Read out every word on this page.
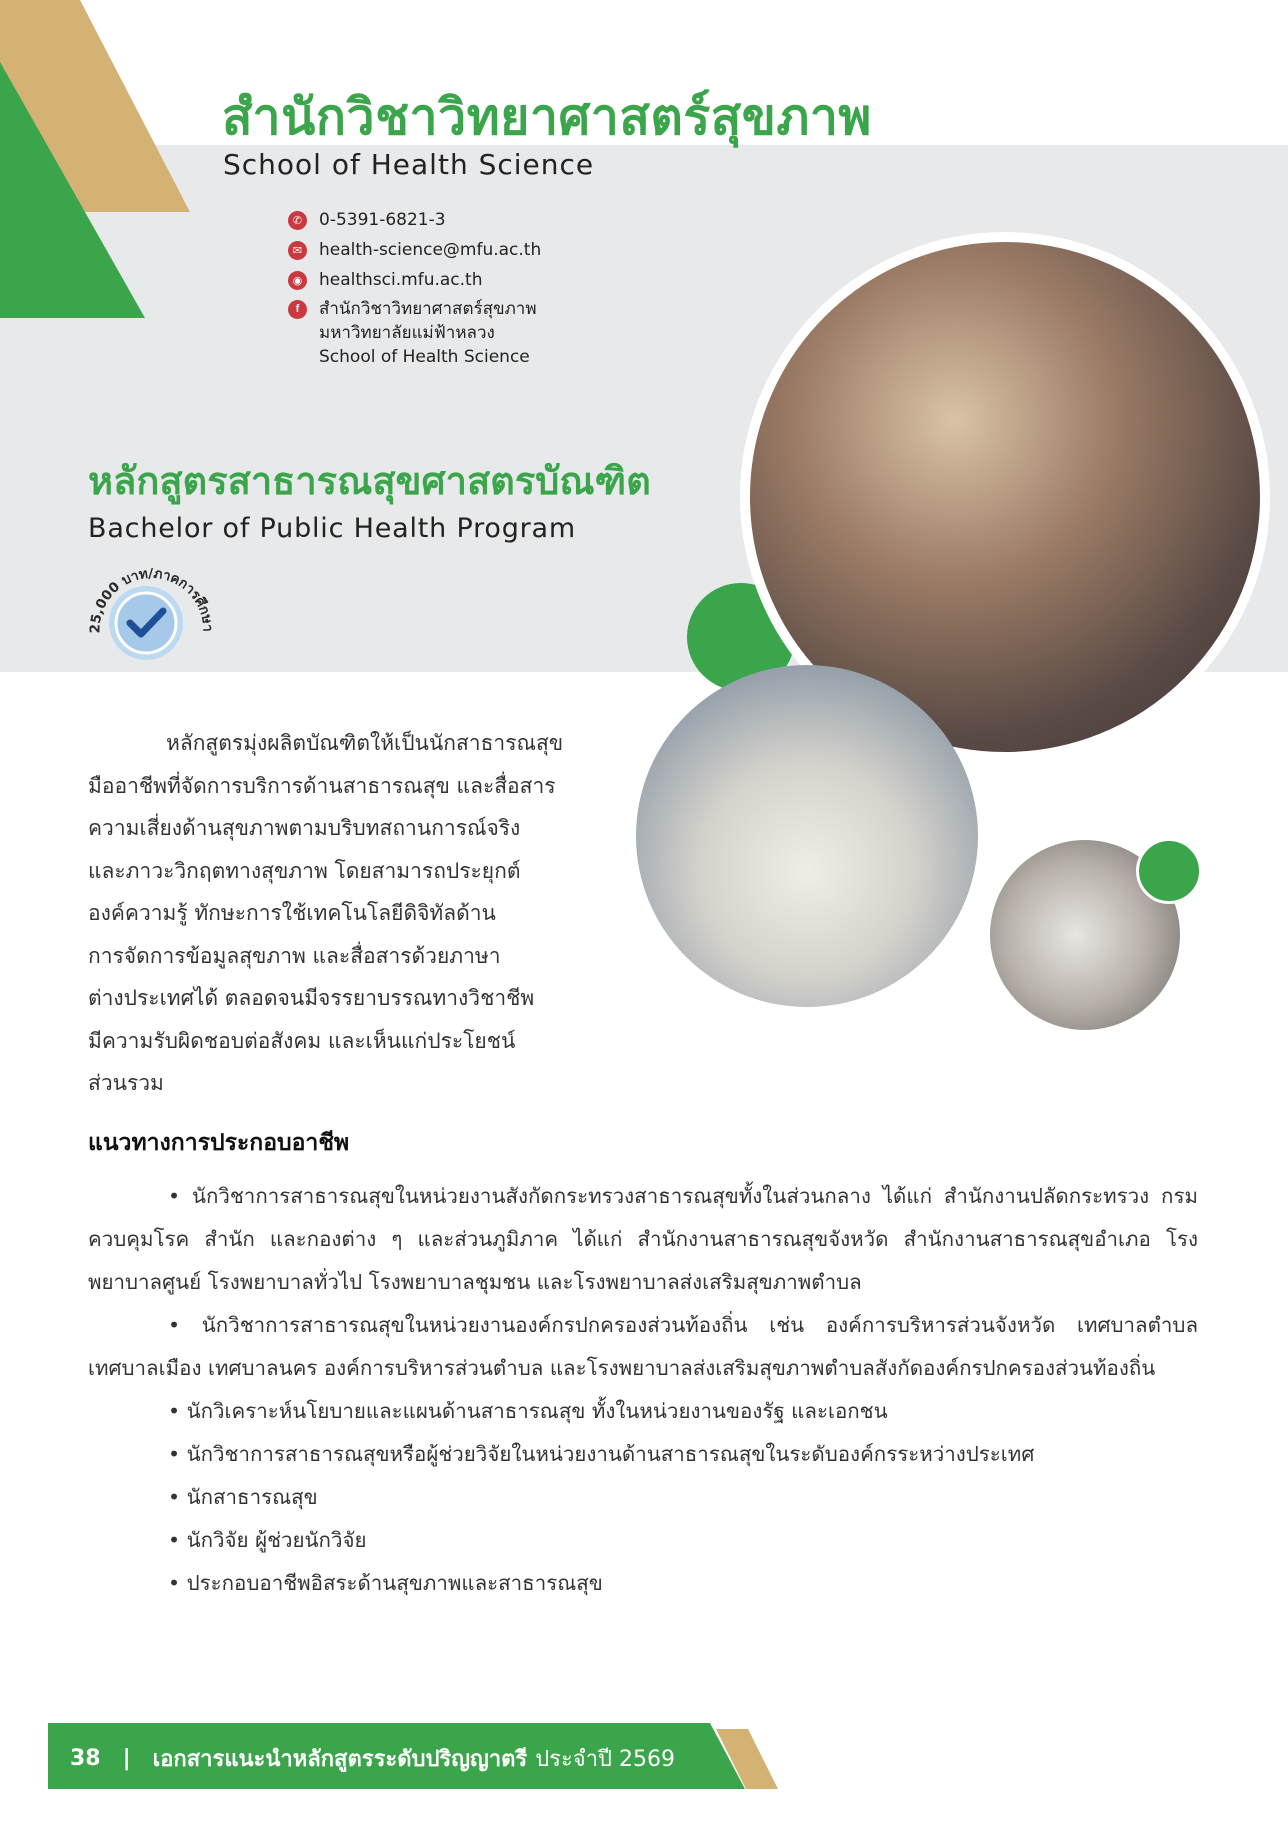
สำนักวิชาวิทยาศาสตร์สุขภาพ
School of Health Science
✆ 0-5391-6821-3
✉ health-science@mfu.ac.th
◉ healthsci.mfu.ac.th
f	สำนักวิชาวิทยาศาสตร์สุขภาพ
มหาวิทยาลัยแม่ฟ้าหลวง
School of Health Science
หลักสูตรสาธารณสุขศาสตรบัณฑิต
Bachelor of Public Health Program
25,000 บาท/ภาคการศึกษา
หลักสูตรมุ่งผลิตบัณฑิตให้เป็นนักสาธารณสุข
มืออาชีพที่จัดการบริการด้านสาธารณสุข และสื่อสาร
ความเสี่ยงด้านสุขภาพตามบริบทสถานการณ์จริง
และภาวะวิกฤตทางสุขภาพ โดยสามารถประยุกต์
องค์ความรู้ ทักษะการใช้เทคโนโลยีดิจิทัลด้าน
การจัดการข้อมูลสุขภาพ และสื่อสารด้วยภาษา
ต่างประเทศได้ ตลอดจนมีจรรยาบรรณทางวิชาชีพ
มีความรับผิดชอบต่อสังคม และเห็นแก่ประโยชน์
ส่วนรวม
แนวทางการประกอบอาชีพ
• นักวิชาการสาธารณสุขในหน่วยงานสังกัดกระทรวงสาธารณสุขทั้งในส่วนกลาง ได้แก่ สำนักงานปลัดกระทรวง กรมควบคุมโรค สำนัก และกองต่าง ๆ และส่วนภูมิภาค ได้แก่ สำนักงานสาธารณสุขจังหวัด สำนักงานสาธารณสุขอำเภอ โรงพยาบาลศูนย์ โรงพยาบาลทั่วไป โรงพยาบาลชุมชน และโรงพยาบาลส่งเสริมสุขภาพตำบล
• นักวิชาการสาธารณสุขในหน่วยงานองค์กรปกครองส่วนท้องถิ่น เช่น องค์การบริหารส่วนจังหวัด เทศบาลตำบล เทศบาลเมือง เทศบาลนคร องค์การบริหารส่วนตำบล และโรงพยาบาลส่งเสริมสุขภาพตำบลสังกัดองค์กรปกครองส่วนท้องถิ่น
• นักวิเคราะห์นโยบายและแผนด้านสาธารณสุข ทั้งในหน่วยงานของรัฐ และเอกชน
• นักวิชาการสาธารณสุขหรือผู้ช่วยวิจัยในหน่วยงานด้านสาธารณสุขในระดับองค์กรระหว่างประเทศ
• นักสาธารณสุข
• นักวิจัย ผู้ช่วยนักวิจัย
• ประกอบอาชีพอิสระด้านสุขภาพและสาธารณสุข
38 | เอกสารแนะนำหลักสูตรระดับปริญญาตรี ประจำปี 2569
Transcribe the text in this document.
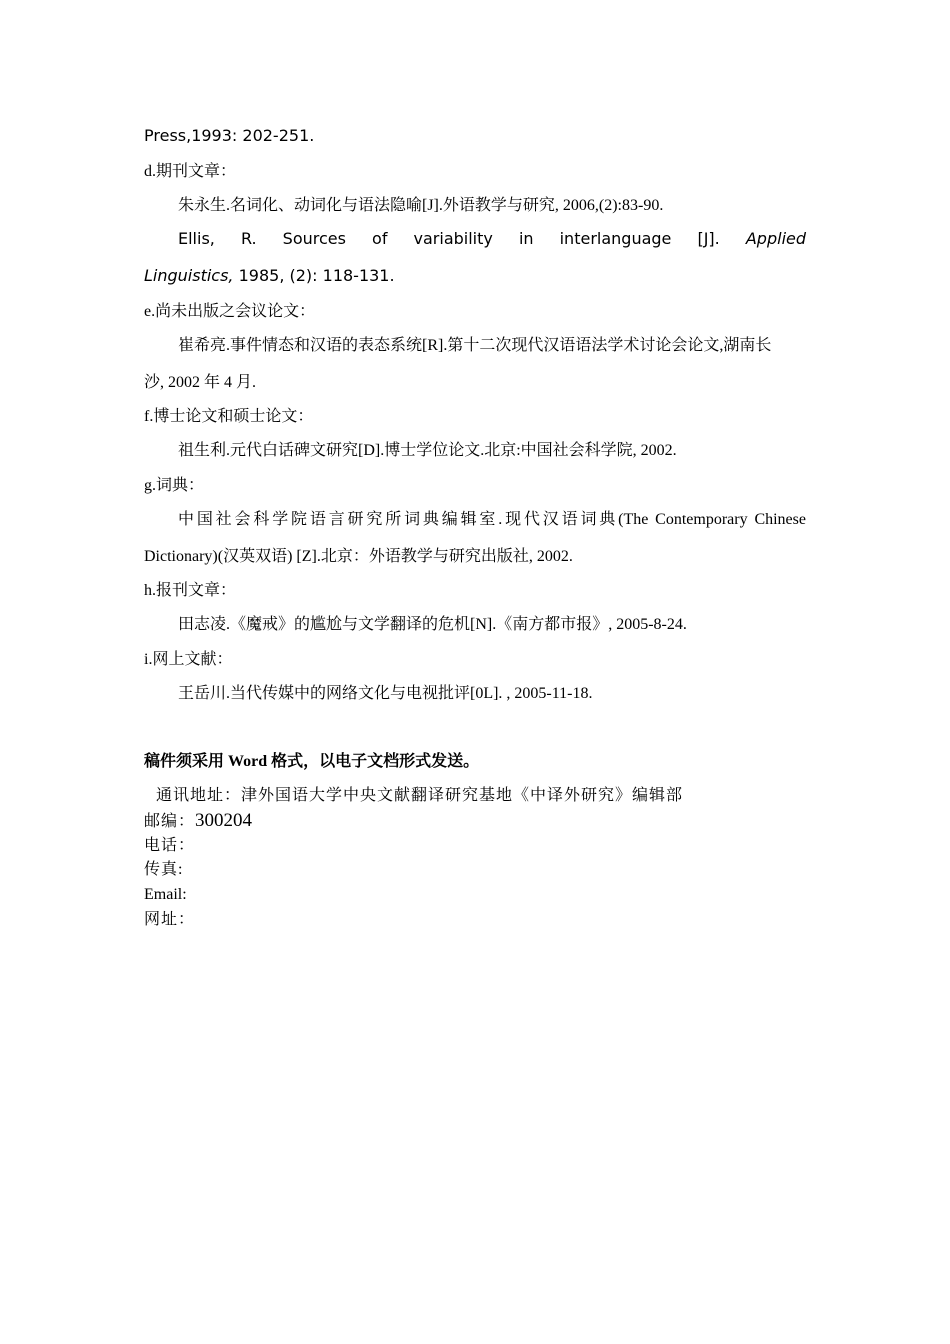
Press,1993: 202-251.
d.期刊文章：
朱永生.名词化、动词化与语法隐喻[J].外语教学与研究, 2006,(2):83-90.
Ellis, R. Sources of variability in interlanguage [J]. Applied
Linguistics, 1985, (2): 118-131.
e.尚未出版之会议论文：
崔希亮.事件情态和汉语的表态系统[R].第十二次现代汉语语法学术讨论会论文,湖南长
沙, 2002 年 4 月.
f.博士论文和硕士论文：
祖生利.元代白话碑文研究[D].博士学位论文.北京:中国社会科学院, 2002.
g.词典：
中国社会科学院语言研究所词典编辑室.现代汉语词典(The Contemporary Chinese
Dictionary)(汉英双语) [Z].北京：外语教学与研究出版社, 2002.
h.报刊文章：
田志凌.《魔戒》的尴尬与文学翻译的危机[N].《南方都市报》, 2005-8-24.
i.网上文献：
王岳川.当代传媒中的网络文化与电视批评[0L]. , 2005-11-18.
稿件须采用 Word 格式，以电子文档形式发送。
通讯地址：津外国语大学中央文献翻译研究基地《中译外研究》编辑部
邮编：300204
电话：
传真:
Email:
网址：
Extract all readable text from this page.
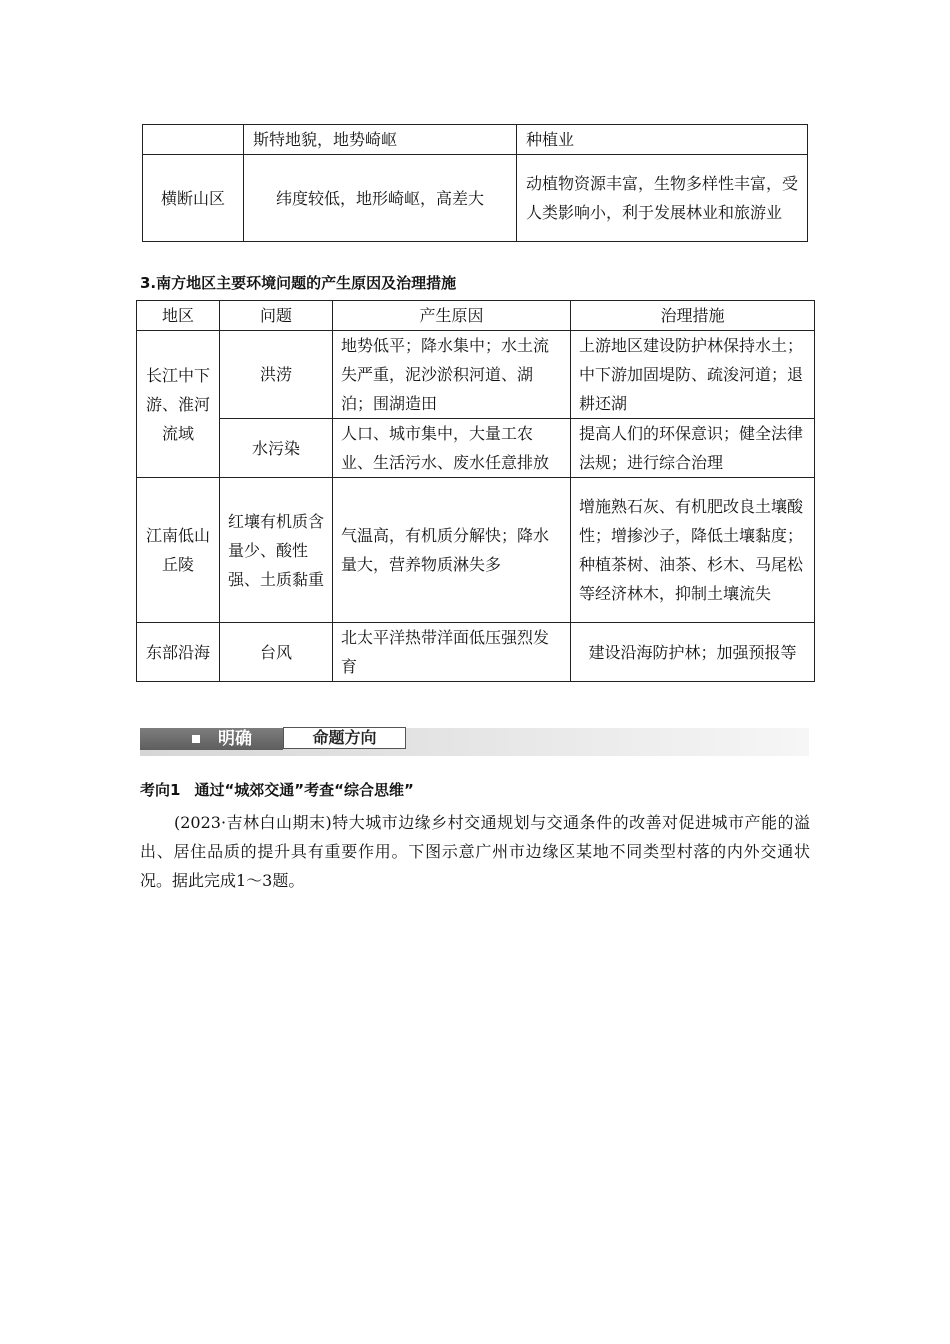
	斯特地貌，地势崎岖	种植业
横断山区	纬度较低，地形崎岖，高差大	动植物资源丰富，生物多样性丰富，受人类影响小，利于发展林业和旅游业
3.南方地区主要环境问题的产生原因及治理措施
地区	问题	产生原因	治理措施
长江中下游、淮河流域	洪涝	地势低平；降水集中；水土流失严重，泥沙淤积河道、湖泊；围湖造田	上游地区建设防护林保持水土；中下游加固堤防、疏浚河道；退耕还湖
	水污染	人口、城市集中，大量工农业、生活污水、废水任意排放	提高人们的环保意识；健全法律法规；进行综合治理
江南低山丘陵	红壤有机质含量少、酸性强、土质黏重	气温高，有机质分解快；降水量大，营养物质淋失多	增施熟石灰、有机肥改良土壤酸性；增掺沙子，降低土壤黏度；种植茶树、油茶、杉木、马尾松等经济林木，抑制土壤流失
东部沿海	台风	北太平洋热带洋面低压强烈发育	建设沿海防护林；加强预报等
明确	命题方向
考向1 通过“城郊交通”考查“综合思维”
(2023·吉林白山期末)特大城市边缘乡村交通规划与交通条件的改善对促进城市产能的溢出、居住品质的提升具有重要作用。下图示意广州市边缘区某地不同类型村落的内外交通状况。据此完成1～3题。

Task instructions: Of all the lines above, how many contain the word "ความร"? Answer with only the number.

Correct result: 2